## STATED EXERCISE
Please write out the material below exactly as given.

## DATA SECTION
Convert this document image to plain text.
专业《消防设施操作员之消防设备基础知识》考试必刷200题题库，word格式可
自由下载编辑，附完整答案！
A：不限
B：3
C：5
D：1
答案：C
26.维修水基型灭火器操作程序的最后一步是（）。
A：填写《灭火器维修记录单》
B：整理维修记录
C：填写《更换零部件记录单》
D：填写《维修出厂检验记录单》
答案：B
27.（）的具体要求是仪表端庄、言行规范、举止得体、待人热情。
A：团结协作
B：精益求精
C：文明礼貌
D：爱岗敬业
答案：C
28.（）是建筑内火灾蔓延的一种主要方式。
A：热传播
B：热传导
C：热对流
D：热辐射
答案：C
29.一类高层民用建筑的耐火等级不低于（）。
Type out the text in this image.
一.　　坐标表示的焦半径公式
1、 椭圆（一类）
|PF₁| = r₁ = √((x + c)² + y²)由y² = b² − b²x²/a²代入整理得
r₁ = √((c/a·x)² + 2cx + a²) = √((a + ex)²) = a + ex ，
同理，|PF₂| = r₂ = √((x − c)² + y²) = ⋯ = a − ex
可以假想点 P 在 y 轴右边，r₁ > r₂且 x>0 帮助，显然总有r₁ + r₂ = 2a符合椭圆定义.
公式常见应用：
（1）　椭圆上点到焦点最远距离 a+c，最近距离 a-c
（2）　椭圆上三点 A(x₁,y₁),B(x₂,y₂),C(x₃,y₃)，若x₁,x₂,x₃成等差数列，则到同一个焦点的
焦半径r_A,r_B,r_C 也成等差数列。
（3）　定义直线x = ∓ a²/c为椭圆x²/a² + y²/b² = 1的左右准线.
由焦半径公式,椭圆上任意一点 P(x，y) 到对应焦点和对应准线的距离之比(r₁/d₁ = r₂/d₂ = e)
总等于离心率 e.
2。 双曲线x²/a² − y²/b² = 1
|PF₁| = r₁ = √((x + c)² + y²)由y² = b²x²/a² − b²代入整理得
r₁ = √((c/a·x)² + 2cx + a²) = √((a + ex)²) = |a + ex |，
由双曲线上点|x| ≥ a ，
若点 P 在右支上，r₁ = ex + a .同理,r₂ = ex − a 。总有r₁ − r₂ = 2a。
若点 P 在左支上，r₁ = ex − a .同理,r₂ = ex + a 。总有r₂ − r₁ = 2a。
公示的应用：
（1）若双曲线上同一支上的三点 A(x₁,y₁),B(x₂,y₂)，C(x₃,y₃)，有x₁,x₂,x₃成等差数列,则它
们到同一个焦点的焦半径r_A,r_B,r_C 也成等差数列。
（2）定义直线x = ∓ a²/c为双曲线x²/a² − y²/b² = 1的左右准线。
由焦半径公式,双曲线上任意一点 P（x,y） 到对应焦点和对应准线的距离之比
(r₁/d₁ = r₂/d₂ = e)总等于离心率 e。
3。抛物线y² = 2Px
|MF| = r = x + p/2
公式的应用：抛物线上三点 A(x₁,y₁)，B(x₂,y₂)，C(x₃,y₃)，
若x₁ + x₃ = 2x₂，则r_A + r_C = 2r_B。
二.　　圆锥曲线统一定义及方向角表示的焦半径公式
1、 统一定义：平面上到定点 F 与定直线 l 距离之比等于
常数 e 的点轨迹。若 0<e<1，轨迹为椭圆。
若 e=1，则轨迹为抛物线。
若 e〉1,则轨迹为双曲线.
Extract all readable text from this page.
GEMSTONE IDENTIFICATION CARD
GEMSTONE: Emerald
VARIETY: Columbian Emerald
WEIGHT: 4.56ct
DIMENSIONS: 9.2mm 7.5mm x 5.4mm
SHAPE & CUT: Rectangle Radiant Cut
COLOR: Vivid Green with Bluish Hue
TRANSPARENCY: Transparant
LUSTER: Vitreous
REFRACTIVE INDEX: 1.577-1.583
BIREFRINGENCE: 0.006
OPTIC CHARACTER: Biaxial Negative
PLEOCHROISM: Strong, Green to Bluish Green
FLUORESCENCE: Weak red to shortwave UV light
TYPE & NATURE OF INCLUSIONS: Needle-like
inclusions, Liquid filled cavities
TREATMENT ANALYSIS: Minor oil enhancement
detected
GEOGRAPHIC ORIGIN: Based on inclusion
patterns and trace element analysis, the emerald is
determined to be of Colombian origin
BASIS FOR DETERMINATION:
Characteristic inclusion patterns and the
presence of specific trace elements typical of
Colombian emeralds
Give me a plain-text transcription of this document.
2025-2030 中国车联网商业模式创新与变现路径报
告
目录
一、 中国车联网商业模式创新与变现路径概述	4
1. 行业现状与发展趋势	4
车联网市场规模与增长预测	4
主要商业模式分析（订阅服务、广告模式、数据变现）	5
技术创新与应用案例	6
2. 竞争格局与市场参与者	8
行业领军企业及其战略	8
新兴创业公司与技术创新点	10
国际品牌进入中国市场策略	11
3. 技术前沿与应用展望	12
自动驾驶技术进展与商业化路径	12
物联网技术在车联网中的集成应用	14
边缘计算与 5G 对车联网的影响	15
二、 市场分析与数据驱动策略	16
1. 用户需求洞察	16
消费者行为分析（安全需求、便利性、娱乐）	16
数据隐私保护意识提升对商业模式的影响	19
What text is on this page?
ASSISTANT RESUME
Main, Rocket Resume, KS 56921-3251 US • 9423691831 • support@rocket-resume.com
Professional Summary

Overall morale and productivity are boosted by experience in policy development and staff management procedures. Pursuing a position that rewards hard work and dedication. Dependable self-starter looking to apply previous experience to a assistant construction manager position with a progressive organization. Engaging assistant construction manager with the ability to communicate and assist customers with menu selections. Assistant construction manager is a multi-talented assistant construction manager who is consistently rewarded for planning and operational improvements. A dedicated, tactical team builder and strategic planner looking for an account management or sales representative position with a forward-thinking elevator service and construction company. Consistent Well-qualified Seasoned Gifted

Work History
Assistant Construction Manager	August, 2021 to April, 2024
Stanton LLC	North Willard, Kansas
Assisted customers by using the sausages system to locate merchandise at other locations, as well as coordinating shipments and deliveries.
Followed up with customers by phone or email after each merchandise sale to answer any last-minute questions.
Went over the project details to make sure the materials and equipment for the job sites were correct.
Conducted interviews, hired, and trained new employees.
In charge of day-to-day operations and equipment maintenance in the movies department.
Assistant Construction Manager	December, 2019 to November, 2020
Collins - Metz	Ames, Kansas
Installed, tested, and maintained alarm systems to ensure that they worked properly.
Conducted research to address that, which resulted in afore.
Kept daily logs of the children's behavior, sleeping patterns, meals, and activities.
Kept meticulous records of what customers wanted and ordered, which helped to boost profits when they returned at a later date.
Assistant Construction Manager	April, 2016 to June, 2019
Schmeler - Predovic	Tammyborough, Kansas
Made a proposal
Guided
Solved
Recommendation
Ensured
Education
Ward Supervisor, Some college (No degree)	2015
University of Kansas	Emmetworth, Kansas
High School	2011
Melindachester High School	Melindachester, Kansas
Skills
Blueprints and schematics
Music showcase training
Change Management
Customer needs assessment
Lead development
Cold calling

## EXERCISE OUTPUT
Convert this document image to plain text.
专业《消防设施操作员之消防设备基础知识》考试必刷200题题库，word格式可
自由下载编辑，附完整答案！
A：不限
B：3
C：5
D：1
答案：C
26.维修水基型灭火器操作程序的最后一步是（）。
A：填写《灭火器维修记录单》
B：整理维修记录
C：填写《更换零部件记录单》
D：填写《维修出厂检验记录单》
答案：B
27.（）的具体要求是仪表端庄、言行规范、举止得体、待人热情。
A：团结协作
B：精益求精
C：文明礼貌
D：爱岗敬业
答案：C
28.（）是建筑内火灾蔓延的一种主要方式。
A：热传播
B：热传导
C：热对流
D：热辐射
答案：C
29.一类高层民用建筑的耐火等级不低于（）。
Type out the text in this image.
一.　　坐标表示的焦半径公式
1、 椭圆（一类）
|PF₁| = r₁ = √((x + c)² + y²)由y² = b² − b²x²/a²代入整理得
r₁ = √((c/a·x)² + 2cx + a²) = √((a + ex)²) = a + ex ，
同理，|PF₂| = r₂ = √((x − c)² + y²) = ⋯ = a − ex
可以假想点 P 在 y 轴右边，r₁ > r₂且 x>0 帮助，显然总有r₁ + r₂ = 2a符合椭圆定义.
公式常见应用：
（1）　椭圆上点到焦点最远距离 a+c，最近距离 a-c
（2）　椭圆上三点 A(x₁,y₁),B(x₂,y₂),C(x₃,y₃)，若x₁,x₂,x₃成等差数列，则到同一个焦点的
焦半径r_A,r_B,r_C 也成等差数列。
（3）　定义直线x = ∓ a²/c为椭圆x²/a² + y²/b² = 1的左右准线.
由焦半径公式,椭圆上任意一点 P(x，y) 到对应焦点和对应准线的距离之比(r₁/d₁ = r₂/d₂ = e)
总等于离心率 e.
2。 双曲线x²/a² − y²/b² = 1
|PF₁| = r₁ = √((x + c)² + y²)由y² = b²x²/a² − b²代入整理得
r₁ = √((c/a·x)² + 2cx + a²) = √((a + ex)²) = |a + ex |，
由双曲线上点|x| ≥ a ，
若点 P 在右支上，r₁ = ex + a .同理,r₂ = ex − a 。总有r₁ − r₂ = 2a。
若点 P 在左支上，r₁ = ex − a .同理,r₂ = ex + a 。总有r₂ − r₁ = 2a。
公示的应用：
（1）若双曲线上同一支上的三点 A(x₁,y₁),B(x₂,y₂)，C(x₃,y₃)，有x₁,x₂,x₃成等差数列,则它
们到同一个焦点的焦半径r_A,r_B,r_C 也成等差数列。
（2）定义直线x = ∓ a²/c为双曲线x²/a² − y²/b² = 1的左右准线。
由焦半径公式,双曲线上任意一点 P（x,y） 到对应焦点和对应准线的距离之比
(r₁/d₁ = r₂/d₂ = e)总等于离心率 e。
3。抛物线y² = 2Px
|MF| = r = x + p/2
公式的应用：抛物线上三点 A(x₁,y₁)，B(x₂,y₂)，C(x₃,y₃)，
若x₁ + x₃ = 2x₂，则r_A + r_C = 2r_B。
二.　　圆锥曲线统一定义及方向角表示的焦半径公式
1、 统一定义：平面上到定点 F 与定直线 l 距离之比等于
常数 e 的点轨迹。若 0<e<1，轨迹为椭圆。
若 e=1，则轨迹为抛物线。
若 e〉1,则轨迹为双曲线.
Extract all readable text from this page.
GEMSTONE IDENTIFICATION CARD
GEMSTONE: Emerald
VARIETY: Columbian Emerald
WEIGHT: 4.56ct
DIMENSIONS: 9.2mm 7.5mm x 5.4mm
SHAPE & CUT: Rectangle Radiant Cut
COLOR: Vivid Green with Bluish Hue
TRANSPARENCY: Transparant
LUSTER: Vitreous
REFRACTIVE INDEX: 1.577-1.583
BIREFRINGENCE: 0.006
OPTIC CHARACTER: Biaxial Negative
PLEOCHROISM: Strong, Green to Bluish Green
FLUORESCENCE: Weak red to shortwave UV light
TYPE & NATURE OF INCLUSIONS: Needle-like
inclusions, Liquid filled cavities
TREATMENT ANALYSIS: Minor oil enhancement
detected
GEOGRAPHIC ORIGIN: Based on inclusion
patterns and trace element analysis, the emerald is
determined to be of Colombian origin
BASIS FOR DETERMINATION:
Characteristic inclusion patterns and the
presence of specific trace elements typical of
Colombian emeralds
Give me a plain-text transcription of this document.
2025-2030 中国车联网商业模式创新与变现路径报
告
目录
一、 中国车联网商业模式创新与变现路径概述	4
1. 行业现状与发展趋势	4
车联网市场规模与增长预测	4
主要商业模式分析（订阅服务、广告模式、数据变现）	5
技术创新与应用案例	6
2. 竞争格局与市场参与者	8
行业领军企业及其战略	8
新兴创业公司与技术创新点	10
国际品牌进入中国市场策略	11
3. 技术前沿与应用展望	12
自动驾驶技术进展与商业化路径	12
物联网技术在车联网中的集成应用	14
边缘计算与 5G 对车联网的影响	15
二、 市场分析与数据驱动策略	16
1. 用户需求洞察	16
消费者行为分析（安全需求、便利性、娱乐）	16
数据隐私保护意识提升对商业模式的影响	19
What text is on this page?
ASSISTANT RESUME
Main, Rocket Resume, KS 56921-3251 US • 9423691831 • support@rocket-resume.com
Professional Summary

Overall morale and productivity are boosted by experience in policy development and staff management procedures. Pursuing a position that rewards hard work and dedication. Dependable self-starter looking to apply previous experience to a assistant construction manager position with a progressive organization. Engaging assistant construction manager with the ability to communicate and assist customers with menu selections. Assistant construction manager is a multi-talented assistant construction manager who is consistently rewarded for planning and operational improvements. A dedicated, tactical team builder and strategic planner looking for an account management or sales representative position with a forward-thinking elevator service and construction company. Consistent Well-qualified Seasoned Gifted

Work History
Assistant Construction Manager	August, 2021 to April, 2024
Stanton LLC	North Willard, Kansas
Assisted customers by using the sausages system to locate merchandise at other locations, as well as coordinating shipments and deliveries.
Followed up with customers by phone or email after each merchandise sale to answer any last-minute questions.
Went over the project details to make sure the materials and equipment for the job sites were correct.
Conducted interviews, hired, and trained new employees.
In charge of day-to-day operations and equipment maintenance in the movies department.
Assistant Construction Manager	December, 2019 to November, 2020
Collins - Metz	Ames, Kansas
Installed, tested, and maintained alarm systems to ensure that they worked properly.
Conducted research to address that, which resulted in afore.
Kept daily logs of the children's behavior, sleeping patterns, meals, and activities.
Kept meticulous records of what customers wanted and ordered, which helped to boost profits when they returned at a later date.
Assistant Construction Manager	April, 2016 to June, 2019
Schmeler - Predovic	Tammyborough, Kansas
Made a proposal
Guided
Solved
Recommendation
Ensured
Education
Ward Supervisor, Some college (No degree)	2015
University of Kansas	Emmetworth, Kansas
High School	2011
Melindachester High School	Melindachester, Kansas
Skills
Blueprints and schematics
Music showcase training
Change Management
Customer needs assessment
Lead development
Cold calling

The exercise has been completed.